Dataset records:
━━━━━━━━━━━━━━━━━━━━
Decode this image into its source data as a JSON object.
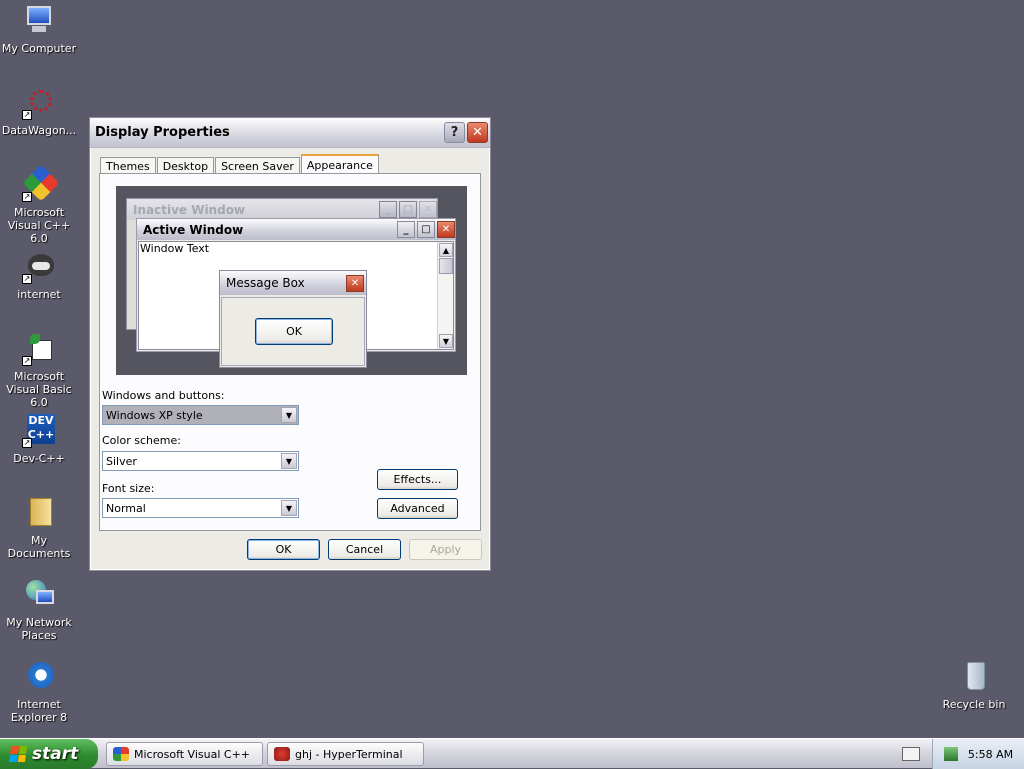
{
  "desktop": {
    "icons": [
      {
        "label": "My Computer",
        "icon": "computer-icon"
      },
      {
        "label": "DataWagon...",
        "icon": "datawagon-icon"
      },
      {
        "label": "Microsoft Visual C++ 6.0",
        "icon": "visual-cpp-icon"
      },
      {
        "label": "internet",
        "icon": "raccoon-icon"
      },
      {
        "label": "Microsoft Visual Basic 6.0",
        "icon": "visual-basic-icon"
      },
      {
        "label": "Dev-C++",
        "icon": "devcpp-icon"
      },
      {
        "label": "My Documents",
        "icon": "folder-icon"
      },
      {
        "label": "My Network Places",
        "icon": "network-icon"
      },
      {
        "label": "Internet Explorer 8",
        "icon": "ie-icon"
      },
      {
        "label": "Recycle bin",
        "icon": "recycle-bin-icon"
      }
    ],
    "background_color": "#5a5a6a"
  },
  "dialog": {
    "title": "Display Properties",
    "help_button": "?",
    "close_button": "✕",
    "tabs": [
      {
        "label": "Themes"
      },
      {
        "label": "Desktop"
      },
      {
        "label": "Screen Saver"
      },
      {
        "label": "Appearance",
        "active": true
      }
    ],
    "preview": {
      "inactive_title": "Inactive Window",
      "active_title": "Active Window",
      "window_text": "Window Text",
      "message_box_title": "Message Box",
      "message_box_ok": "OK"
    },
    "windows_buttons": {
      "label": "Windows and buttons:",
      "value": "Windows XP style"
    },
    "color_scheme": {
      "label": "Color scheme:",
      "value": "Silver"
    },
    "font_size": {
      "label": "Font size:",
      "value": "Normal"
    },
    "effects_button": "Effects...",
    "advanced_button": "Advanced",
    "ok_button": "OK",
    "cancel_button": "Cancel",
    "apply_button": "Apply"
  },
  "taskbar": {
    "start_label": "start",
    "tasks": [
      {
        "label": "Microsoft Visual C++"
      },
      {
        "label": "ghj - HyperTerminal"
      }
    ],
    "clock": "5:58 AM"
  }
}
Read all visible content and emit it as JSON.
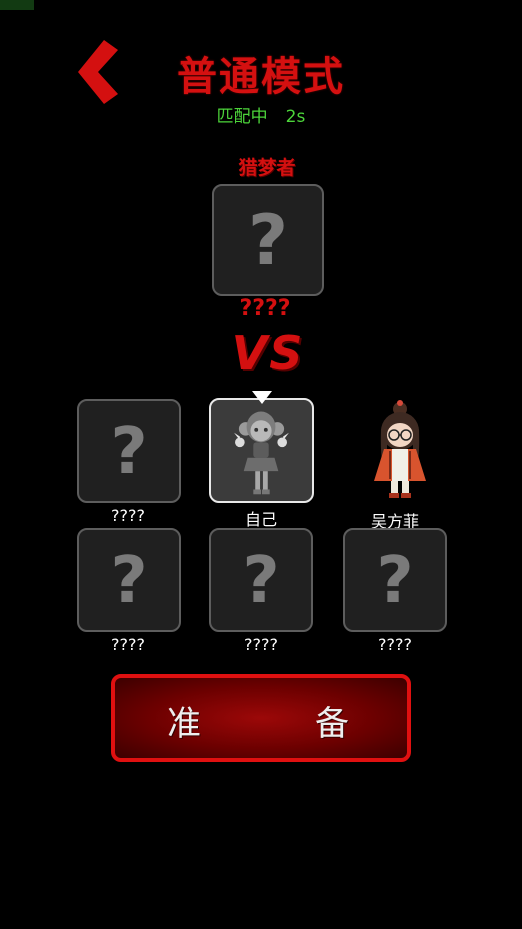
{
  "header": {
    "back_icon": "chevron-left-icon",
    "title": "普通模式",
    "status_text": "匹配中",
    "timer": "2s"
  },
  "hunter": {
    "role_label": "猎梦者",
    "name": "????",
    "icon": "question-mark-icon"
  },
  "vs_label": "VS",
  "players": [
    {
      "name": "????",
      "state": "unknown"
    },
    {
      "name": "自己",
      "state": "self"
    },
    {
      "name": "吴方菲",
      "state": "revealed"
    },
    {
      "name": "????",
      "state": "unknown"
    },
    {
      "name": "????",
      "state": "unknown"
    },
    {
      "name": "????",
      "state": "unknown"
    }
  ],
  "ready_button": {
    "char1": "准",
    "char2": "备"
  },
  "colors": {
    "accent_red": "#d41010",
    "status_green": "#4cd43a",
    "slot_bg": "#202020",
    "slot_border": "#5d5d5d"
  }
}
━━━━━━━━━━━━━━━━━━━━
__Task requirements__
What comes back should match the records exactly, minus any pictures.

__Answer for this exercise__
Decode this image into its source data as a JSON object.
{
  "desktop": {
    "icons": [
      {
        "label": "My Computer",
        "icon": "computer-icon"
      },
      {
        "label": "DataWagon...",
        "icon": "datawagon-icon"
      },
      {
        "label": "Microsoft Visual C++ 6.0",
        "icon": "visual-cpp-icon"
      },
      {
        "label": "internet",
        "icon": "raccoon-icon"
      },
      {
        "label": "Microsoft Visual Basic 6.0",
        "icon": "visual-basic-icon"
      },
      {
        "label": "Dev-C++",
        "icon": "devcpp-icon"
      },
      {
        "label": "My Documents",
        "icon": "folder-icon"
      },
      {
        "label": "My Network Places",
        "icon": "network-icon"
      },
      {
        "label": "Internet Explorer 8",
        "icon": "ie-icon"
      },
      {
        "label": "Recycle bin",
        "icon": "recycle-bin-icon"
      }
    ],
    "background_color": "#5a5a6a"
  },
  "dialog": {
    "title": "Display Properties",
    "help_button": "?",
    "close_button": "✕",
    "tabs": [
      {
        "label": "Themes"
      },
      {
        "label": "Desktop"
      },
      {
        "label": "Screen Saver"
      },
      {
        "label": "Appearance",
        "active": true
      }
    ],
    "preview": {
      "inactive_title": "Inactive Window",
      "active_title": "Active Window",
      "window_text": "Window Text",
      "message_box_title": "Message Box",
      "message_box_ok": "OK"
    },
    "windows_buttons": {
      "label": "Windows and buttons:",
      "value": "Windows XP style"
    },
    "color_scheme": {
      "label": "Color scheme:",
      "value": "Silver"
    },
    "font_size": {
      "label": "Font size:",
      "value": "Normal"
    },
    "effects_button": "Effects...",
    "advanced_button": "Advanced",
    "ok_button": "OK",
    "cancel_button": "Cancel",
    "apply_button": "Apply"
  },
  "taskbar": {
    "start_label": "start",
    "tasks": [
      {
        "label": "Microsoft Visual C++"
      },
      {
        "label": "ghj - HyperTerminal"
      }
    ],
    "clock": "5:58 AM"
  }
}
Read all visible content and emit it as JSON.
{
  "header": {
    "back_icon": "chevron-left-icon",
    "title": "普通模式",
    "status_text": "匹配中",
    "timer": "2s"
  },
  "hunter": {
    "role_label": "猎梦者",
    "name": "????",
    "icon": "question-mark-icon"
  },
  "vs_label": "VS",
  "players": [
    {
      "name": "????",
      "state": "unknown"
    },
    {
      "name": "自己",
      "state": "self"
    },
    {
      "name": "吴方菲",
      "state": "revealed"
    },
    {
      "name": "????",
      "state": "unknown"
    },
    {
      "name": "????",
      "state": "unknown"
    },
    {
      "name": "????",
      "state": "unknown"
    }
  ],
  "ready_button": {
    "char1": "准",
    "char2": "备"
  },
  "colors": {
    "accent_red": "#d41010",
    "status_green": "#4cd43a",
    "slot_bg": "#202020",
    "slot_border": "#5d5d5d"
  }
}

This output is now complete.